Your objective >>
Identify the lines holding "Time" and copy them.

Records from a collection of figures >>
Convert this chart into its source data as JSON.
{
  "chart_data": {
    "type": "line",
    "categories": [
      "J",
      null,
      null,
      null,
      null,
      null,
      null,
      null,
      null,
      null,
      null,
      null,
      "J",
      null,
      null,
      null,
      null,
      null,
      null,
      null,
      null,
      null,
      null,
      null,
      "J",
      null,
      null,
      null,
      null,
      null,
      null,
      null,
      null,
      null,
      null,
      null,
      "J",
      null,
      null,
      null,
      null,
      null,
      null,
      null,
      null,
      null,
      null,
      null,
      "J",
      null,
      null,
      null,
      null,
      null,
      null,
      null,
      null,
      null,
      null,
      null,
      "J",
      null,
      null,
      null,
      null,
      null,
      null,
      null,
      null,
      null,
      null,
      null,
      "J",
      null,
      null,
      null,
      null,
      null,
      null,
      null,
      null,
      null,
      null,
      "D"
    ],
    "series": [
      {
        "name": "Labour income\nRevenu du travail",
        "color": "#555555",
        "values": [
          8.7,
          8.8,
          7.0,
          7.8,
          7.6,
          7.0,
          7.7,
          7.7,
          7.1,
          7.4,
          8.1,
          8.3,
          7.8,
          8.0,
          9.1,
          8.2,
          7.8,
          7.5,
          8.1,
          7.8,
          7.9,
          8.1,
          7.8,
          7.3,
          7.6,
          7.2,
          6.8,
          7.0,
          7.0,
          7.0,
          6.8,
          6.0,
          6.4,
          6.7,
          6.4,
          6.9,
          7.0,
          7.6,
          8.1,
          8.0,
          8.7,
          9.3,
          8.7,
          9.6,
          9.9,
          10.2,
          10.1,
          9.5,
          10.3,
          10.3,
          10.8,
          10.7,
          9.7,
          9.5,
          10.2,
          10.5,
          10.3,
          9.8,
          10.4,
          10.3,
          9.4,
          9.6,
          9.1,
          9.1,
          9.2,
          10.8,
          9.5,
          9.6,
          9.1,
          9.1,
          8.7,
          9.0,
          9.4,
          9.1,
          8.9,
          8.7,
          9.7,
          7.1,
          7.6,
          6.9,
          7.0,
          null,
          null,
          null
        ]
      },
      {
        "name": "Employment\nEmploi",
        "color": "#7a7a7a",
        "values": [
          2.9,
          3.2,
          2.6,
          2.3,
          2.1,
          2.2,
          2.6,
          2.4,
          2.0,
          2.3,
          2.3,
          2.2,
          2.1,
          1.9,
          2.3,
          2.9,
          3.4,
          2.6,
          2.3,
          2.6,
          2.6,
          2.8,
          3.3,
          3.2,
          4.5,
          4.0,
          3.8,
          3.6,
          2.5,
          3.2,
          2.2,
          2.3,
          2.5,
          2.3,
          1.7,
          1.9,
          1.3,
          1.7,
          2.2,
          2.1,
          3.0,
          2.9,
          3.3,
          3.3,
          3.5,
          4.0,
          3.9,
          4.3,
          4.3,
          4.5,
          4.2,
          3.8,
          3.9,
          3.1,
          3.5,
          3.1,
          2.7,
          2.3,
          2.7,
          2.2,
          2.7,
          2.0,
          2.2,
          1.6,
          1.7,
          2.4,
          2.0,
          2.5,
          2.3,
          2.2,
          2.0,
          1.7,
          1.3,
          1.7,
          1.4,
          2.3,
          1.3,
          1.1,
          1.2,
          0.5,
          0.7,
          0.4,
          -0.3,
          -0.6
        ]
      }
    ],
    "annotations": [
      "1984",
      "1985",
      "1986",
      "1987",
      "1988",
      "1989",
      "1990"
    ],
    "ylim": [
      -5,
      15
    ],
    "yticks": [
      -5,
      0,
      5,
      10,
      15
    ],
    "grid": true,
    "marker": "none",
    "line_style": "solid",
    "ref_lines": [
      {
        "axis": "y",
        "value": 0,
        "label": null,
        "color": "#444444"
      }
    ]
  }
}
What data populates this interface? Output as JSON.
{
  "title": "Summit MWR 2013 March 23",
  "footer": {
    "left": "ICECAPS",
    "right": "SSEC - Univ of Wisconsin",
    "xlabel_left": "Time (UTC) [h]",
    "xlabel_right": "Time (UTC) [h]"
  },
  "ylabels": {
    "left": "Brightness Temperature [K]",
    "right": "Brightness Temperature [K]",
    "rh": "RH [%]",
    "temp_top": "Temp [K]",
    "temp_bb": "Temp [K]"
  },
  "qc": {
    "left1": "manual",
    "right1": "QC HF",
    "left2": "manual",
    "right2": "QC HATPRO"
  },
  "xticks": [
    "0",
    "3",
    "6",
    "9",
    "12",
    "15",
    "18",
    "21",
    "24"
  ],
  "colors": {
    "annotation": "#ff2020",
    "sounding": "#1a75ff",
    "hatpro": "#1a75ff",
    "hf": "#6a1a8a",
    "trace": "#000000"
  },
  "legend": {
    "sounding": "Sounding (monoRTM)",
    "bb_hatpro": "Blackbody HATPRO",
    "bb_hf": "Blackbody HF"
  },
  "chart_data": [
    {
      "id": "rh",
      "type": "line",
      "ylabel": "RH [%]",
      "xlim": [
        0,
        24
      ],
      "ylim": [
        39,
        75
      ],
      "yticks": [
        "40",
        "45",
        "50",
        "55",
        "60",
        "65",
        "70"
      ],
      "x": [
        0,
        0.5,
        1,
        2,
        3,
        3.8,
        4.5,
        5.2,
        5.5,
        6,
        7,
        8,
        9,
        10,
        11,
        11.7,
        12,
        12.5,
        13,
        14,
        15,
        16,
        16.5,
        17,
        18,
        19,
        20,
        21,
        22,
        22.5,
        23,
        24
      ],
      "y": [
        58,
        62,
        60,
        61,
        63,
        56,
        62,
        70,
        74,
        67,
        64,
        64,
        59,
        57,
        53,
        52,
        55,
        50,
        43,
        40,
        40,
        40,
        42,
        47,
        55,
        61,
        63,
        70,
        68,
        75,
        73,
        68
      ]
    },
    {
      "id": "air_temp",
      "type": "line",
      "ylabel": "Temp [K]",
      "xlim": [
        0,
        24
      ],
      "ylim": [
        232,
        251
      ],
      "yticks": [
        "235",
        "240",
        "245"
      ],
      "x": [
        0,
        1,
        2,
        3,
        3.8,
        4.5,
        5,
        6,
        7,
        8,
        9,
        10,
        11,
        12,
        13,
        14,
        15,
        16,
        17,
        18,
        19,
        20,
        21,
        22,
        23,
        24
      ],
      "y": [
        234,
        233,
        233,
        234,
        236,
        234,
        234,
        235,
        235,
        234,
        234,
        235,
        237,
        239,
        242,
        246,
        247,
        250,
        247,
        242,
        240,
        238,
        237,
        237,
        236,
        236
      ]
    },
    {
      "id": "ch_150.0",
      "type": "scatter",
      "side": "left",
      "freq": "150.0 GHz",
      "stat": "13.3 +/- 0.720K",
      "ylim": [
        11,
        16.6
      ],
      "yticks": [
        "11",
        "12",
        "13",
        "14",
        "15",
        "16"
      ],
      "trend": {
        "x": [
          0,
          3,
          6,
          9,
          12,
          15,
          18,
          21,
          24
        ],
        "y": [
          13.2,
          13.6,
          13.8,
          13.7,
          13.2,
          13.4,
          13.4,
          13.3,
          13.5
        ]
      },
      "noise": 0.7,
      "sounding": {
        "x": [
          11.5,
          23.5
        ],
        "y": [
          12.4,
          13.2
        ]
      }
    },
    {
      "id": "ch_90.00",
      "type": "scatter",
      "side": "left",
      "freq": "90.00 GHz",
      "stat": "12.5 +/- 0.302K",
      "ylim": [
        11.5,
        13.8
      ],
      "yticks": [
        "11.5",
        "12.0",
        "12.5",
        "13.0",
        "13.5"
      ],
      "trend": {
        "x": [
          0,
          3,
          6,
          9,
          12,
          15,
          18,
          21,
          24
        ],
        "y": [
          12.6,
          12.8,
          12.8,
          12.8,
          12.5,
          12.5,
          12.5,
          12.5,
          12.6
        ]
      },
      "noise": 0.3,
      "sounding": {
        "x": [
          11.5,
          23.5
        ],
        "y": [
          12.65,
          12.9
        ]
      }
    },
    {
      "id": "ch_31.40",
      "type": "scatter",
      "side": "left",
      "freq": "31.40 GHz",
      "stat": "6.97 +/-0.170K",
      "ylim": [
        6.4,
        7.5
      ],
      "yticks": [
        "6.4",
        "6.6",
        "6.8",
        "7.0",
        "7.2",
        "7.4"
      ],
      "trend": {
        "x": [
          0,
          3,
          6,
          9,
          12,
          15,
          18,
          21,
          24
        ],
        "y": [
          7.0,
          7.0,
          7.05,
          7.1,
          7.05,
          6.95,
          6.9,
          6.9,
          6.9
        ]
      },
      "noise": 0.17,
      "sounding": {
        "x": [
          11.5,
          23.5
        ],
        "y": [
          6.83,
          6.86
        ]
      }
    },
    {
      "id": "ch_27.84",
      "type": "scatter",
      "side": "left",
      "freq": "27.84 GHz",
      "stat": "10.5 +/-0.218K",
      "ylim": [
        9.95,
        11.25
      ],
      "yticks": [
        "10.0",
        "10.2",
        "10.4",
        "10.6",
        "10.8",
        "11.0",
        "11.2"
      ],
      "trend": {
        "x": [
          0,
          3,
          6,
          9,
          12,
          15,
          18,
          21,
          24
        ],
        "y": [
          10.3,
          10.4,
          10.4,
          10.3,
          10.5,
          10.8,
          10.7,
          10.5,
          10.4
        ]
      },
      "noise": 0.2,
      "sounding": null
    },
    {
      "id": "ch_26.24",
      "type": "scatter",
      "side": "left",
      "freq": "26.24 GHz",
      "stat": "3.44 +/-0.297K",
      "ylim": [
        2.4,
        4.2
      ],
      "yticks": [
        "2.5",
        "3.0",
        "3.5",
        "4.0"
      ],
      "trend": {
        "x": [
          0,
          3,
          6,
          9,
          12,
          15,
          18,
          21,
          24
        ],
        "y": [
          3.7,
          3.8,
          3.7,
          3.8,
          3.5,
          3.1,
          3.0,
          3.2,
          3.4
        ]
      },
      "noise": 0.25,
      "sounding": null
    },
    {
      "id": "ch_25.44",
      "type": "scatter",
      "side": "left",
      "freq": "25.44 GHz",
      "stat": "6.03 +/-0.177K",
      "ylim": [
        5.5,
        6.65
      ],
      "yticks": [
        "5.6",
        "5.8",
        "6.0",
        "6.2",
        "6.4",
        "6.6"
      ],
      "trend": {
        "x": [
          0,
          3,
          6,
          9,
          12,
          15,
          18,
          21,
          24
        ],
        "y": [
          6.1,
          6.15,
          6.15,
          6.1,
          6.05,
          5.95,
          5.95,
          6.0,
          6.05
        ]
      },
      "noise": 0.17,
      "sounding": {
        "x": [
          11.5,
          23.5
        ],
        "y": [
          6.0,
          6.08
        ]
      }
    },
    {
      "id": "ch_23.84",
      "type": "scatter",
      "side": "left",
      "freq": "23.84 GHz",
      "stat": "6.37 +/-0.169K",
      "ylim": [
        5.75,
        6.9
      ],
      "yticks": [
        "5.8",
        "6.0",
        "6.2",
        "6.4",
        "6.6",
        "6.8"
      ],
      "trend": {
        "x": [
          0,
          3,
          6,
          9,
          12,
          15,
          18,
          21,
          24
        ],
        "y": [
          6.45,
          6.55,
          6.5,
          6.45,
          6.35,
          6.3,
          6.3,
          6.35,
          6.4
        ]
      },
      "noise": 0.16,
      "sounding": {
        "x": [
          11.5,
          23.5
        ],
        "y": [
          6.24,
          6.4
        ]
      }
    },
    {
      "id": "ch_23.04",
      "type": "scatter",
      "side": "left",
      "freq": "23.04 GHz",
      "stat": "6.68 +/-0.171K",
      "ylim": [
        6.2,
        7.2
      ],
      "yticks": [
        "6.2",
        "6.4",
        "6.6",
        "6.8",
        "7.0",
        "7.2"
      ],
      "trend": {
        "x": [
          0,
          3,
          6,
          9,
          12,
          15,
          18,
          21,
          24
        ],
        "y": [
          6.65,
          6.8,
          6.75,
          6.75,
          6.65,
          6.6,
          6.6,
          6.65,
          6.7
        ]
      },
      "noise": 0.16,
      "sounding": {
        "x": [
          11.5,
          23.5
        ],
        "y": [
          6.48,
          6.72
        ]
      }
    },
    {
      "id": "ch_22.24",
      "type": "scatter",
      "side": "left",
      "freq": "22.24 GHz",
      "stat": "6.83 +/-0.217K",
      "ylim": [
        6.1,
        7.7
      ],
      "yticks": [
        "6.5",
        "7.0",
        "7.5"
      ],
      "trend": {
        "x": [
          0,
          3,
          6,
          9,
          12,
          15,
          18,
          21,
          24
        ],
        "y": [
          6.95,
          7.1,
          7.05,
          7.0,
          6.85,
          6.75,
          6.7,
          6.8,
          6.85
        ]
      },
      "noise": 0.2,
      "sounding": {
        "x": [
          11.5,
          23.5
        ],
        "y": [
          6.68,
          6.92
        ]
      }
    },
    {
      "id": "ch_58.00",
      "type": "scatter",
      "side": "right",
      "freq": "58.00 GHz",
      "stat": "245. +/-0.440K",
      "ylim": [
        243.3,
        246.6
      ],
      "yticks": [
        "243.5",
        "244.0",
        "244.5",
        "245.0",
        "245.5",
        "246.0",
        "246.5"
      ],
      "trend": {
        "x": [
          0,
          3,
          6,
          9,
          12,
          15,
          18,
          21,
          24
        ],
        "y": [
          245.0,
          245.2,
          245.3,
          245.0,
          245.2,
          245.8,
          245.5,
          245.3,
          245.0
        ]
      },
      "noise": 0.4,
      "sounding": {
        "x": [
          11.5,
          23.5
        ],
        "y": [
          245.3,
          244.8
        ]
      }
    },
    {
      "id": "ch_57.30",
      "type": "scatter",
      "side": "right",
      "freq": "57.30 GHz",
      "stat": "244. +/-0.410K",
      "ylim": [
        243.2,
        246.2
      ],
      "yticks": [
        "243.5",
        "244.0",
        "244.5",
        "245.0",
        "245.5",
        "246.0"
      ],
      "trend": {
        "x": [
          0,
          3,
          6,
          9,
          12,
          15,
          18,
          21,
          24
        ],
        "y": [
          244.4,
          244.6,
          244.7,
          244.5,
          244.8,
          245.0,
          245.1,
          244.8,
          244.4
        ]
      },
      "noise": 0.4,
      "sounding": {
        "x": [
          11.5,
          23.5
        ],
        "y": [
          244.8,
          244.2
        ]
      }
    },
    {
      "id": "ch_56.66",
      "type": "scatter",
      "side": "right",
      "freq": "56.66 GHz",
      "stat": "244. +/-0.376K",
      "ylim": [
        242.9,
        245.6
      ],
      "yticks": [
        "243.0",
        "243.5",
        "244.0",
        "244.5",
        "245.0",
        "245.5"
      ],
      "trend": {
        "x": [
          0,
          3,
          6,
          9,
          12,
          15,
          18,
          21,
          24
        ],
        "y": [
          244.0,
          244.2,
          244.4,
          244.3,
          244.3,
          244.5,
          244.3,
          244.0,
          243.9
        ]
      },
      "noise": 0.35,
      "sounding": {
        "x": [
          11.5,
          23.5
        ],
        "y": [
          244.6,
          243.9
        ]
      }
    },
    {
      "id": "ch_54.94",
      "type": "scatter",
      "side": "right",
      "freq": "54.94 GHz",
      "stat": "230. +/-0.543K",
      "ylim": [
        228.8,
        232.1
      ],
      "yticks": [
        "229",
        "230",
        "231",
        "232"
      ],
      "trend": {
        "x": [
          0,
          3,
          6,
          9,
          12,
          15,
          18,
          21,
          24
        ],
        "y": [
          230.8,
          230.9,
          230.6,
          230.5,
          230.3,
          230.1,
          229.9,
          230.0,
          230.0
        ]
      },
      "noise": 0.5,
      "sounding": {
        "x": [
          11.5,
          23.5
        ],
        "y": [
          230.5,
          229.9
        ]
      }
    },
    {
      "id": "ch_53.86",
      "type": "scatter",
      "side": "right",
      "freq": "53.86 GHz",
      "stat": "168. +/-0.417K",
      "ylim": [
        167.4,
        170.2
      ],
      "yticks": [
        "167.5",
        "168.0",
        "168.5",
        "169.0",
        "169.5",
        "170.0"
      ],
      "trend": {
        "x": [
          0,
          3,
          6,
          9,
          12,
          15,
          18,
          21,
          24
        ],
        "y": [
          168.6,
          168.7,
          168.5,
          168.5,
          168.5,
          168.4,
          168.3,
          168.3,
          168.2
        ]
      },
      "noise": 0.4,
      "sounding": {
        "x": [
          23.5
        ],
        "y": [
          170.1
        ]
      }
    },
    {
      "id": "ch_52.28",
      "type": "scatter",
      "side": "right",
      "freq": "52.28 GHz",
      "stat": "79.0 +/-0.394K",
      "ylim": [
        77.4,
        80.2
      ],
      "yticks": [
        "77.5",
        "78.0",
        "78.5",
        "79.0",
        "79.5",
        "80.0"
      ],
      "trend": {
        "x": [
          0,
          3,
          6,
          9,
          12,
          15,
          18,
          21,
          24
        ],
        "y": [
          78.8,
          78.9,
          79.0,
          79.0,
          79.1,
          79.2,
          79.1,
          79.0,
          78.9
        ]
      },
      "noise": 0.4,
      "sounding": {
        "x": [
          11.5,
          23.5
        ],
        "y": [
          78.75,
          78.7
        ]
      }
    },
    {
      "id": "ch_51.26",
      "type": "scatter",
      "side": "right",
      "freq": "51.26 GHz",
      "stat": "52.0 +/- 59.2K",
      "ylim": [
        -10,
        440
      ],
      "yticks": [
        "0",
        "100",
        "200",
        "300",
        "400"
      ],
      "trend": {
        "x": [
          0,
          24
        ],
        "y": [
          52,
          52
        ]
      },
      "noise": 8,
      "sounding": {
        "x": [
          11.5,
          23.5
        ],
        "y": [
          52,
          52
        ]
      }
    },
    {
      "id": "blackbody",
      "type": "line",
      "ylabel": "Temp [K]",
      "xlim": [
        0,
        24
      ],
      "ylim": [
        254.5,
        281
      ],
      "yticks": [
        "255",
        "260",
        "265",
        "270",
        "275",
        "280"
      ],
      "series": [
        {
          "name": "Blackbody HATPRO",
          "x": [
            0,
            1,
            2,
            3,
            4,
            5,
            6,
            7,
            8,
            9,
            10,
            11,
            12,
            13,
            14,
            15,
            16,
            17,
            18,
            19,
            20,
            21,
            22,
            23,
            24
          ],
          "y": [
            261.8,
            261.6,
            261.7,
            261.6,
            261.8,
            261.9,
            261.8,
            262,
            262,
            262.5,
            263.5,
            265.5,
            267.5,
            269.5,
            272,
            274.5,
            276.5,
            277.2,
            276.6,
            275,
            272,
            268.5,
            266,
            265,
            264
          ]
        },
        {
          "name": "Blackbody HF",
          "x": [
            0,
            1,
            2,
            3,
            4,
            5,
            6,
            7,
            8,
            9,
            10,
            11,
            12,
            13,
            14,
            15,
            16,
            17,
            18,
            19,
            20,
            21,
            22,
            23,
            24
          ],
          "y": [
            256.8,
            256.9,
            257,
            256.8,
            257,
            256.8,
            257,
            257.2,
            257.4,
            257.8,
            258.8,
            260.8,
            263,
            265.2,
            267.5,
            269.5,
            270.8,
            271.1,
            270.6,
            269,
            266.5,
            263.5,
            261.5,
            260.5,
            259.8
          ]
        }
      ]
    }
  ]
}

Result of this exercise >>
    "xlabel_left": "Time (UTC) [h]",
    "xlabel_right": "Time (UTC) [h]"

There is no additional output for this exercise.